Job =
Take every line from the material that has the word "Onayı" in it.

Records for processing =
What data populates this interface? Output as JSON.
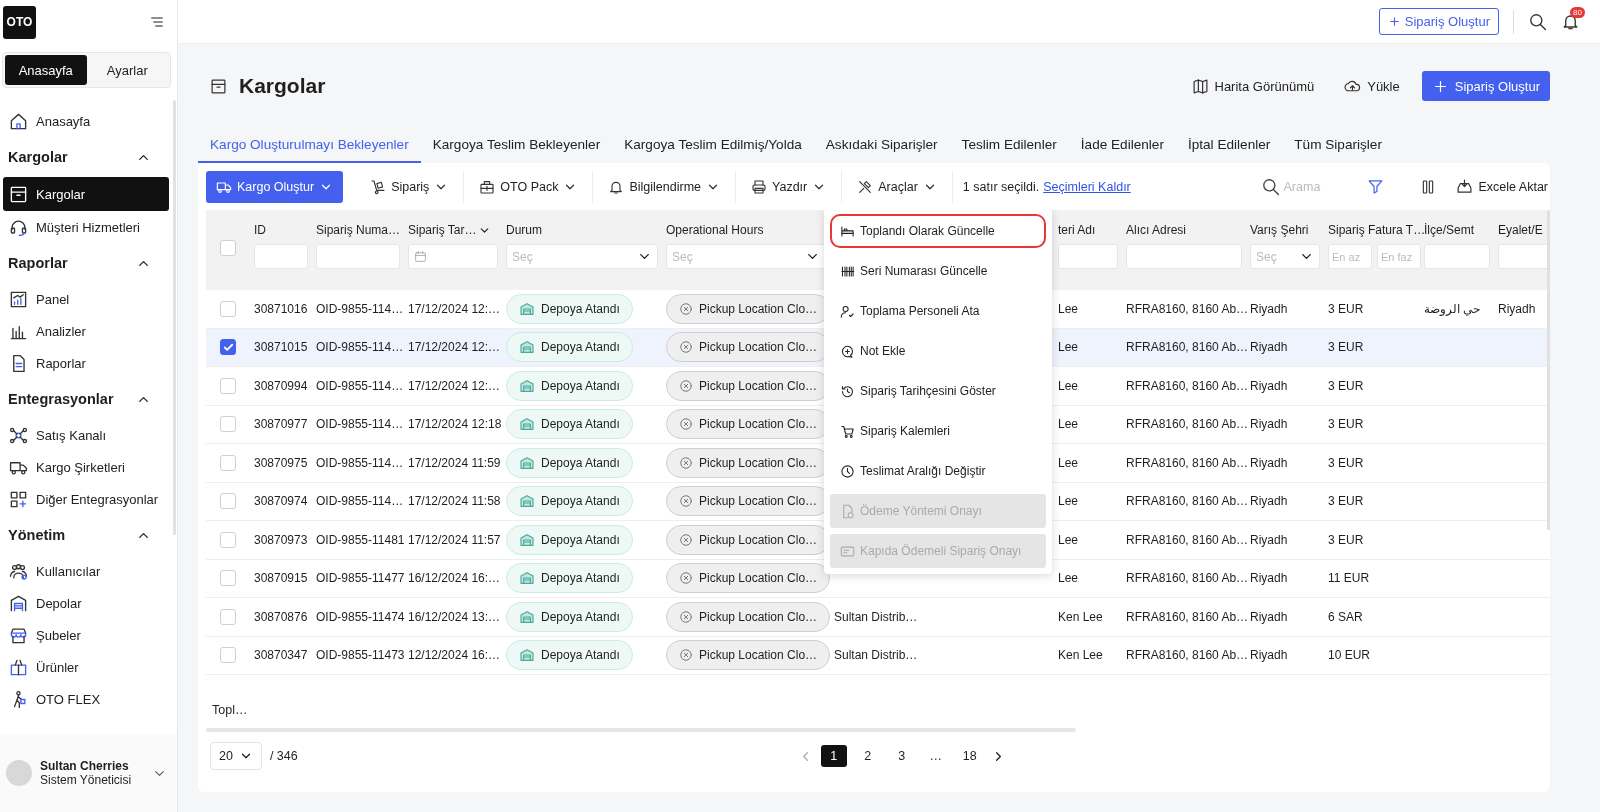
{
  "sidebar": {
    "logo": "OTO",
    "tabs": [
      {
        "label": "Anasayfa",
        "selected": true
      },
      {
        "label": "Ayarlar",
        "selected": false
      }
    ],
    "nav": [
      {
        "kind": "item",
        "label": "Anasayfa",
        "selected": false
      },
      {
        "kind": "group",
        "label": "Kargolar",
        "expanded": true,
        "children": [
          {
            "label": "Kargolar",
            "selected": true
          },
          {
            "label": "Müşteri Hizmetleri",
            "selected": false
          }
        ]
      },
      {
        "kind": "group",
        "label": "Raporlar",
        "expanded": true,
        "children": [
          {
            "label": "Panel",
            "selected": false
          },
          {
            "label": "Analizler",
            "selected": false
          },
          {
            "label": "Raporlar",
            "selected": false
          }
        ]
      },
      {
        "kind": "group",
        "label": "Entegrasyonlar",
        "expanded": true,
        "children": [
          {
            "label": "Satış Kanalı",
            "selected": false
          },
          {
            "label": "Kargo Şirketleri",
            "selected": false
          },
          {
            "label": "Diğer Entegrasyonlar",
            "selected": false
          }
        ]
      },
      {
        "kind": "group",
        "label": "Yönetim",
        "expanded": true,
        "children": [
          {
            "label": "Kullanıcılar",
            "selected": false
          },
          {
            "label": "Depolar",
            "selected": false
          },
          {
            "label": "Şubeler",
            "selected": false
          },
          {
            "label": "Ürünler",
            "selected": false
          },
          {
            "label": "OTO FLEX",
            "selected": false
          }
        ]
      }
    ],
    "user": {
      "name": "Sultan Cherries",
      "role": "Sistem Yöneticisi"
    }
  },
  "topbar": {
    "create_button": "Sipariş Oluştur",
    "notification_count": "80"
  },
  "page": {
    "title": "Kargolar",
    "actions": [
      {
        "kind": "link",
        "label": "Harita Görünümü"
      },
      {
        "kind": "link",
        "label": "Yükle"
      },
      {
        "kind": "primary",
        "label": "Sipariş Oluştur"
      }
    ]
  },
  "tabs": [
    {
      "label": "Kargo Oluşturulmayı Bekleyenler",
      "selected": true
    },
    {
      "label": "Kargoya Teslim Bekleyenler",
      "selected": false
    },
    {
      "label": "Kargoya Teslim Edilmiş/Yolda",
      "selected": false
    },
    {
      "label": "Askıdaki Siparişler",
      "selected": false
    },
    {
      "label": "Teslim Edilenler",
      "selected": false
    },
    {
      "label": "İade Edilenler",
      "selected": false
    },
    {
      "label": "İptal Edilenler",
      "selected": false
    },
    {
      "label": "Tüm Siparişler",
      "selected": false
    }
  ],
  "toolbar": {
    "menus": [
      {
        "kind": "primary",
        "label": "Kargo Oluştur"
      },
      {
        "kind": "plain",
        "label": "Sipariş"
      },
      {
        "kind": "plain",
        "label": "OTO Pack"
      },
      {
        "kind": "plain",
        "label": "Bilgilendirme"
      },
      {
        "kind": "plain",
        "label": "Yazdır"
      },
      {
        "kind": "plain",
        "label": "Araçlar"
      }
    ],
    "selection_info": "1 satır seçildi.",
    "clear_link": "Seçimleri Kaldır",
    "search": {
      "placeholder": "Arama"
    },
    "export_button": "Excele Aktar"
  },
  "actions_menu": {
    "items": [
      {
        "label": "Toplandı Olarak Güncelle",
        "highlighted": true,
        "disabled": false
      },
      {
        "label": "Seri Numarası Güncelle",
        "highlighted": false,
        "disabled": false
      },
      {
        "label": "Toplama Personeli Ata",
        "highlighted": false,
        "disabled": false
      },
      {
        "label": "Not Ekle",
        "highlighted": false,
        "disabled": false
      },
      {
        "label": "Sipariş Tarihçesini Göster",
        "highlighted": false,
        "disabled": false
      },
      {
        "label": "Sipariş Kalemleri",
        "highlighted": false,
        "disabled": false
      },
      {
        "label": "Teslimat Aralığı Değiştir",
        "highlighted": false,
        "disabled": false
      },
      {
        "label": "Ödeme Yöntemi Onayı",
        "highlighted": false,
        "disabled": true
      },
      {
        "label": "Kapıda Ödemeli Sipariş Onayı",
        "highlighted": false,
        "disabled": true
      }
    ]
  },
  "table": {
    "select_all": {
      "checked": false
    },
    "columns": [
      {
        "label": "ID",
        "kind": "input"
      },
      {
        "label": "Sipariş Numa…",
        "kind": "input"
      },
      {
        "label": "Sipariş Tar…",
        "kind": "date"
      },
      {
        "label": "Durum",
        "kind": "select",
        "placeholder": "Seç"
      },
      {
        "label": "Operational Hours",
        "kind": "select",
        "placeholder": "Seç"
      },
      {
        "kind": "blank"
      },
      {
        "label": "teri Adı",
        "kind": "input"
      },
      {
        "label": "Alıcı Adresi",
        "kind": "input"
      },
      {
        "label": "Varış Şehri",
        "kind": "select",
        "placeholder": "Seç"
      },
      {
        "label": "Sipariş Fatura T…",
        "kind": "range",
        "placeholder": "En az",
        "placeholder_max": "En faz"
      },
      {
        "label": "İlçe/Semt",
        "kind": "input"
      },
      {
        "label": "Eyalet/E",
        "kind": "input"
      }
    ],
    "rows": [
      {
        "selected": false,
        "id": "30871016",
        "order": "OID-9855-114…",
        "date": "17/12/2024 12:…",
        "status": "Depoya Atandı",
        "hours": "Pickup Location Clo…",
        "customer": "Lee",
        "address": "RFRA8160, 8160 Ab…",
        "city": "Riyadh",
        "invoice": "3 EUR",
        "district": "حي الروضة",
        "state": "Riyadh"
      },
      {
        "selected": true,
        "id": "30871015",
        "order": "OID-9855-114…",
        "date": "17/12/2024 12:…",
        "status": "Depoya Atandı",
        "hours": "Pickup Location Clo…",
        "customer": "Lee",
        "address": "RFRA8160, 8160 Ab…",
        "city": "Riyadh",
        "invoice": "3 EUR"
      },
      {
        "selected": false,
        "id": "30870994",
        "order": "OID-9855-114…",
        "date": "17/12/2024 12:…",
        "status": "Depoya Atandı",
        "hours": "Pickup Location Clo…",
        "customer": "Lee",
        "address": "RFRA8160, 8160 Ab…",
        "city": "Riyadh",
        "invoice": "3 EUR"
      },
      {
        "selected": false,
        "id": "30870977",
        "order": "OID-9855-114…",
        "date": "17/12/2024 12:18",
        "status": "Depoya Atandı",
        "hours": "Pickup Location Clo…",
        "customer": "Lee",
        "address": "RFRA8160, 8160 Ab…",
        "city": "Riyadh",
        "invoice": "3 EUR"
      },
      {
        "selected": false,
        "id": "30870975",
        "order": "OID-9855-114…",
        "date": "17/12/2024 11:59",
        "status": "Depoya Atandı",
        "hours": "Pickup Location Clo…",
        "customer": "Lee",
        "address": "RFRA8160, 8160 Ab…",
        "city": "Riyadh",
        "invoice": "3 EUR"
      },
      {
        "selected": false,
        "id": "30870974",
        "order": "OID-9855-114…",
        "date": "17/12/2024 11:58",
        "status": "Depoya Atandı",
        "hours": "Pickup Location Clo…",
        "customer": "Lee",
        "address": "RFRA8160, 8160 Ab…",
        "city": "Riyadh",
        "invoice": "3 EUR"
      },
      {
        "selected": false,
        "id": "30870973",
        "order": "OID-9855-11481",
        "date": "17/12/2024 11:57",
        "status": "Depoya Atandı",
        "hours": "Pickup Location Clo…",
        "customer": "Lee",
        "address": "RFRA8160, 8160 Ab…",
        "city": "Riyadh",
        "invoice": "3 EUR"
      },
      {
        "selected": false,
        "id": "30870915",
        "order": "OID-9855-11477",
        "date": "16/12/2024 16:…",
        "status": "Depoya Atandı",
        "hours": "Pickup Location Clo…",
        "customer": "Lee",
        "address": "RFRA8160, 8160 Ab…",
        "city": "Riyadh",
        "invoice": "11 EUR"
      },
      {
        "selected": false,
        "id": "30870876",
        "order": "OID-9855-11474",
        "date": "16/12/2024 13:…",
        "status": "Depoya Atandı",
        "hours": "Pickup Location Clo…",
        "column_6": "Sultan Distrib…",
        "customer": "Ken Lee",
        "address": "RFRA8160, 8160 Ab…",
        "city": "Riyadh",
        "invoice": "6 SAR"
      },
      {
        "selected": false,
        "id": "30870347",
        "order": "OID-9855-11473",
        "date": "12/12/2024 16:…",
        "status": "Depoya Atandı",
        "hours": "Pickup Location Clo…",
        "column_6": "Sultan Distrib…",
        "customer": "Ken Lee",
        "address": "RFRA8160, 8160 Ab…",
        "city": "Riyadh",
        "invoice": "10 EUR"
      }
    ]
  },
  "footer": {
    "summary": "Topl…",
    "page_size": "20",
    "total": "/ 346",
    "pages": [
      {
        "label": "1",
        "selected": true
      },
      {
        "label": "2",
        "selected": false
      },
      {
        "label": "3",
        "selected": false
      },
      {
        "label": "…",
        "selected": false
      },
      {
        "label": "18",
        "selected": false
      }
    ]
  }
}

Result of the task =
        "label": "Ödeme Yöntemi Onayı",
        "label": "Kapıda Ödemeli Sipariş Onayı",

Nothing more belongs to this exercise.